DO THIS ▸ Sort through the entries below and pull out lines containing the word "organizer".

INPUT RECORDS ▸

::::

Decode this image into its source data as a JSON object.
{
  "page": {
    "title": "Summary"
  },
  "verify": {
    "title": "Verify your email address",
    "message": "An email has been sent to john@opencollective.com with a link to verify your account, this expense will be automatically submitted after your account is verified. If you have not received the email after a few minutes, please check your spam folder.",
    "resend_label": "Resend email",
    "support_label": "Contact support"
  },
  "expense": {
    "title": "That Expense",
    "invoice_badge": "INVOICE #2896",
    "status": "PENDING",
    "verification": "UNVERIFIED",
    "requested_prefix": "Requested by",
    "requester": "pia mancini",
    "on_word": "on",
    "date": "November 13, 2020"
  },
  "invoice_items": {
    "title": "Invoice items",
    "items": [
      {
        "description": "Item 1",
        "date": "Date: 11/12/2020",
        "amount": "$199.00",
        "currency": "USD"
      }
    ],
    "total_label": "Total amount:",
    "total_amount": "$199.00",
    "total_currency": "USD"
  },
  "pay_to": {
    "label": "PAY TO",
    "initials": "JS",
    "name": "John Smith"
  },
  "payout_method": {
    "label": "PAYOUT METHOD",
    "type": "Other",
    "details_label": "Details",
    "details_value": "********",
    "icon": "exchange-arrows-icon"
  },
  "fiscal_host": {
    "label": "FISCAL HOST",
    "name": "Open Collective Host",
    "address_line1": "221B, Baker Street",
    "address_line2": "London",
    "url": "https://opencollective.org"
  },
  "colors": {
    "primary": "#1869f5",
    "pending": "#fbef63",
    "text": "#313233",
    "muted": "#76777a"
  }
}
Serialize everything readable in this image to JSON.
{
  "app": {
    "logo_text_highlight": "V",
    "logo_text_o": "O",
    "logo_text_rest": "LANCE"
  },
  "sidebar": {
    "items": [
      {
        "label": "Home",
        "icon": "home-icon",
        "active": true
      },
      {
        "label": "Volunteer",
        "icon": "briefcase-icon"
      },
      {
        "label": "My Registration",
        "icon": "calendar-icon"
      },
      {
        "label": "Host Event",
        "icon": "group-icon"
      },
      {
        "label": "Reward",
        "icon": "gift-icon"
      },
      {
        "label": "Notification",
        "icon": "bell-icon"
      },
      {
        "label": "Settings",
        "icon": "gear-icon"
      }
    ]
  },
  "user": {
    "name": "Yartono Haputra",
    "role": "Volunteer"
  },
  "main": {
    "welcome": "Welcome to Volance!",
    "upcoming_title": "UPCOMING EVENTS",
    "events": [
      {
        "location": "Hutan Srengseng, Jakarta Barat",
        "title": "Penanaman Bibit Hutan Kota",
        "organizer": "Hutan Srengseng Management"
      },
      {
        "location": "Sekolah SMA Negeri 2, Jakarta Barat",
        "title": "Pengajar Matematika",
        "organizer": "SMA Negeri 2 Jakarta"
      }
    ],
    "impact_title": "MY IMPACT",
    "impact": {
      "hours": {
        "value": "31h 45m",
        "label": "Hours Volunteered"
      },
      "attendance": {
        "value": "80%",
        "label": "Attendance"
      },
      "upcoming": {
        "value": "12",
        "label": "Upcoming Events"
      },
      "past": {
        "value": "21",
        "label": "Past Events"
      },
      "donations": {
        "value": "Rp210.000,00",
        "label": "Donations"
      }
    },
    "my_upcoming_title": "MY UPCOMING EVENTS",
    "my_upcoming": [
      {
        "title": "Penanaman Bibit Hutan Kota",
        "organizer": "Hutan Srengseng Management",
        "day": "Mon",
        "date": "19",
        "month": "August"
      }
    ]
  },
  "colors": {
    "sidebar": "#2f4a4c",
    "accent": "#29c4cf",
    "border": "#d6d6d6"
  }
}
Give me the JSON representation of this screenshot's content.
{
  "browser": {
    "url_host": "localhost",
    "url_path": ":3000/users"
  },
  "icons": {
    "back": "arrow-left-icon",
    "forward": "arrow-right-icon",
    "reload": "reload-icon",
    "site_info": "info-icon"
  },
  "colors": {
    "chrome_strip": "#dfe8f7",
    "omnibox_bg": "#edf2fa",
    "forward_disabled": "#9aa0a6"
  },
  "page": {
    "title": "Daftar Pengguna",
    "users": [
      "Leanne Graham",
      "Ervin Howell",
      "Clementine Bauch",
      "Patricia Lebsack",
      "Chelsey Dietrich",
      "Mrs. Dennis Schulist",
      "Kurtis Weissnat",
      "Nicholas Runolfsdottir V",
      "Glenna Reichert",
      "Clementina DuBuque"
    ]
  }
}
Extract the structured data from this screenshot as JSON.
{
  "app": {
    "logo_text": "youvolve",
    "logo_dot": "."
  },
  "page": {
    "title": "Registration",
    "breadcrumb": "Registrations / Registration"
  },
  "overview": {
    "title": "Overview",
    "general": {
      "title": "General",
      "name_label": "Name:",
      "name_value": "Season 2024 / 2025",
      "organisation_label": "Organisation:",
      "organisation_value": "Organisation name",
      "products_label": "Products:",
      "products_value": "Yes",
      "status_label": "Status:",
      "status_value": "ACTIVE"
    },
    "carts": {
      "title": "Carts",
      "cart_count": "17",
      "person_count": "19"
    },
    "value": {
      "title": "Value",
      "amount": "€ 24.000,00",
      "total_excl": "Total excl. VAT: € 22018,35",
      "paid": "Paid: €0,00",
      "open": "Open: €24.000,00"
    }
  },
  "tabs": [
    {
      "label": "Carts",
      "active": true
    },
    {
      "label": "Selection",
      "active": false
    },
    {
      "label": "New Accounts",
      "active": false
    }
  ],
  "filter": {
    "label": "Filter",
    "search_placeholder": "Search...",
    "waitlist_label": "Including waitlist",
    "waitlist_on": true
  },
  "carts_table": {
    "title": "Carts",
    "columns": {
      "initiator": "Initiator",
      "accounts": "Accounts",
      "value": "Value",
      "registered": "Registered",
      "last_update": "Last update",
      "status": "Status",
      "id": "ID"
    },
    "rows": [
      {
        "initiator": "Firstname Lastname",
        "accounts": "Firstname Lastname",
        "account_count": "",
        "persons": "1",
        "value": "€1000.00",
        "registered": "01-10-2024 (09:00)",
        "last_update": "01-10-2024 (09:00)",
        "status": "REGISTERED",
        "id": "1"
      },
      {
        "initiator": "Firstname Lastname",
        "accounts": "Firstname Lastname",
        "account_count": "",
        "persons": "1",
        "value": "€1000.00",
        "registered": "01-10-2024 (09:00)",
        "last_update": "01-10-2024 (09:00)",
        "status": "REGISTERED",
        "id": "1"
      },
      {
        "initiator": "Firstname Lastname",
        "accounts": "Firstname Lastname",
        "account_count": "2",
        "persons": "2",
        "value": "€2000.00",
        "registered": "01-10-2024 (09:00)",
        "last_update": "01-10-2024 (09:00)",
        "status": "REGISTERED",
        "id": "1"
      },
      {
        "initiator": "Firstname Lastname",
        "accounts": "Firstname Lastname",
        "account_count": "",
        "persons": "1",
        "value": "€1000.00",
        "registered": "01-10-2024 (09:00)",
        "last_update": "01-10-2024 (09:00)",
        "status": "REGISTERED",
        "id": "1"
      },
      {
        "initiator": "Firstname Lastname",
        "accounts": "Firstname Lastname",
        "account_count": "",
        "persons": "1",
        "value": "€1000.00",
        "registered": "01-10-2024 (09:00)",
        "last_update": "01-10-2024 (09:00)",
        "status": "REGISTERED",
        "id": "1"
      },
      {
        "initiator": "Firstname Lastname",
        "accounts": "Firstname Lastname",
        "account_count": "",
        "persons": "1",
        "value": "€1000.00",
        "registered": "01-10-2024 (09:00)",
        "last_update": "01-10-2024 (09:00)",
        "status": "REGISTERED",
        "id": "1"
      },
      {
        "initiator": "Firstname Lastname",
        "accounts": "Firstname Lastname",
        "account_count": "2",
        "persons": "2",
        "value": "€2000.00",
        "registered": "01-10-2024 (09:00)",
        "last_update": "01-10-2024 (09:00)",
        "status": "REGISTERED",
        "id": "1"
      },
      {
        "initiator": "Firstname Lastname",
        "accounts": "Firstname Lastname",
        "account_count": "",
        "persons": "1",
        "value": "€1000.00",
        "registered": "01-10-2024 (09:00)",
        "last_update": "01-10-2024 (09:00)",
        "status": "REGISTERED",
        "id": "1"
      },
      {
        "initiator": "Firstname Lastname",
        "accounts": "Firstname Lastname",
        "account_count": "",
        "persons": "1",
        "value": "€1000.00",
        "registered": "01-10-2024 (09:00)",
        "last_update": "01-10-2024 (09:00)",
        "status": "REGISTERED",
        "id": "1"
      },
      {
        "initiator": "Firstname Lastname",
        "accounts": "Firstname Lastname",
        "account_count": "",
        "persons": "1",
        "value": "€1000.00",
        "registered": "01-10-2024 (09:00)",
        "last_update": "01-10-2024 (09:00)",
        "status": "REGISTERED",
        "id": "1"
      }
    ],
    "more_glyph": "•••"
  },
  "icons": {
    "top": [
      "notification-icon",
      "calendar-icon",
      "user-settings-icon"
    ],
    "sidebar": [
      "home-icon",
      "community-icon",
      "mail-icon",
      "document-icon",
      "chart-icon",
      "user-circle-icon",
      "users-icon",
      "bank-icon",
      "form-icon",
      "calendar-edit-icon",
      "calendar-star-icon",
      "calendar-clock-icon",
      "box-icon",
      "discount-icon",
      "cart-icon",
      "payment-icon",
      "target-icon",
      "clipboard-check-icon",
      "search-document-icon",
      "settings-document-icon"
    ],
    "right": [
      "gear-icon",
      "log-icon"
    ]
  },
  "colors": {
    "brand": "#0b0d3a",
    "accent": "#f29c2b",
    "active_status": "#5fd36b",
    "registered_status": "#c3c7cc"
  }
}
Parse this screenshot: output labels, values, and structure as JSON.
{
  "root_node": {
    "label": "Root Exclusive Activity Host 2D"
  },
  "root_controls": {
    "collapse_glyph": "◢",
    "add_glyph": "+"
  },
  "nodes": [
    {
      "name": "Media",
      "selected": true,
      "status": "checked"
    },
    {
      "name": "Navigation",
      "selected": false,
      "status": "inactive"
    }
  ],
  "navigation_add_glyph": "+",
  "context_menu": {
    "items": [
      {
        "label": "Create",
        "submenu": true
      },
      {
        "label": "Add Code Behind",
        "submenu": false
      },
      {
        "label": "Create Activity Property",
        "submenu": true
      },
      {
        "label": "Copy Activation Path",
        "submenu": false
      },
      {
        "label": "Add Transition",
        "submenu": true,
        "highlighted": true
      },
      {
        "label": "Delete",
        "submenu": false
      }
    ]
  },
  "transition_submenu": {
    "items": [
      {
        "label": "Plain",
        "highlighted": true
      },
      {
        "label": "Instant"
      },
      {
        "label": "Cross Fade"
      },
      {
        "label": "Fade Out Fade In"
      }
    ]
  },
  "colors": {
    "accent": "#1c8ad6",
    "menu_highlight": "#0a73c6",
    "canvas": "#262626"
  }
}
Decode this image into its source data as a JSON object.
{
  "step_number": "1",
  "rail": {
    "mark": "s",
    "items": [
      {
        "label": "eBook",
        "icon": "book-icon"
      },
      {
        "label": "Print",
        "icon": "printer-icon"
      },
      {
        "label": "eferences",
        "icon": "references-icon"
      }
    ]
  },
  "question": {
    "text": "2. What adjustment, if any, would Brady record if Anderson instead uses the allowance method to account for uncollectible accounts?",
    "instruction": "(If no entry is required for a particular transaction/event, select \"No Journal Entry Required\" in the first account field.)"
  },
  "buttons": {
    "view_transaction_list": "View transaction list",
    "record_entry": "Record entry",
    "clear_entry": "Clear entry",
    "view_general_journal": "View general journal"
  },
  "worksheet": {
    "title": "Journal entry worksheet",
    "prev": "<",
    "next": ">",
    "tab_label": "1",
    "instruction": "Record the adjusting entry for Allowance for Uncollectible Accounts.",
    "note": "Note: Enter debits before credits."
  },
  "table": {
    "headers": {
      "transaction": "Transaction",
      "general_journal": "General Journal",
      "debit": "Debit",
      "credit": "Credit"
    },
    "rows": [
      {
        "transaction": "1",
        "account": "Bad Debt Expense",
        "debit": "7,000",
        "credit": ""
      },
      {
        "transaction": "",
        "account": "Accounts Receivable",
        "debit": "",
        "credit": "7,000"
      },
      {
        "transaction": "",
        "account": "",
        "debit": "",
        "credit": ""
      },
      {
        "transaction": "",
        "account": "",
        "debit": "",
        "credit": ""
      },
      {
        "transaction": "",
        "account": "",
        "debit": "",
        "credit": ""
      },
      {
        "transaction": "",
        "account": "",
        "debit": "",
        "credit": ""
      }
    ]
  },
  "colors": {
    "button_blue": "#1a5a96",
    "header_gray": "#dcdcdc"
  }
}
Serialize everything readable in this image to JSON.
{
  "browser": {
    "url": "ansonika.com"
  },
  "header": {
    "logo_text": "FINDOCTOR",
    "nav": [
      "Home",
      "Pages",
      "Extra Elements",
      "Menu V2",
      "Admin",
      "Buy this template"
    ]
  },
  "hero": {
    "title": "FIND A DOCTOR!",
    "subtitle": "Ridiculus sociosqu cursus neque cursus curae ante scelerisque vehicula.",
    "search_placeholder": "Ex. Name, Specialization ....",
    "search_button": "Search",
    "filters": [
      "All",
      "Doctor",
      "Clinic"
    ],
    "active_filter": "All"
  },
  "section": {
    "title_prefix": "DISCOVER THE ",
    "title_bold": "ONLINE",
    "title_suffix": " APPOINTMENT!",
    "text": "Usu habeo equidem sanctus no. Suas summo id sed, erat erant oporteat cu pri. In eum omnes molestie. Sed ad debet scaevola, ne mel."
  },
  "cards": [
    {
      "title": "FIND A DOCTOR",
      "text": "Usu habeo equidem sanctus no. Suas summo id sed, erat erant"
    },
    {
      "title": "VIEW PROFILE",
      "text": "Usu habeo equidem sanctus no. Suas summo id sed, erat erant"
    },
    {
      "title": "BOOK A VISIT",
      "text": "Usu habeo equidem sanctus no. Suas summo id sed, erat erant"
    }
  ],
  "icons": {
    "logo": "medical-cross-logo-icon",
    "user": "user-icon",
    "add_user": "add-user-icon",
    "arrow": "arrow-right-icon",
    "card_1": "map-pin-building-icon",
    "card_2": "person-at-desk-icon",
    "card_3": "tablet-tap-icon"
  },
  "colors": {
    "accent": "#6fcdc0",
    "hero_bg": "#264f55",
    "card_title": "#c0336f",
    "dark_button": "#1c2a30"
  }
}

::::

WRITTEN ANSWER ▸
        "organizer": "Hutan Srengseng Management"
        "organizer": "SMA Negeri 2 Jakarta"
        "organizer": "Hutan Srengseng Management",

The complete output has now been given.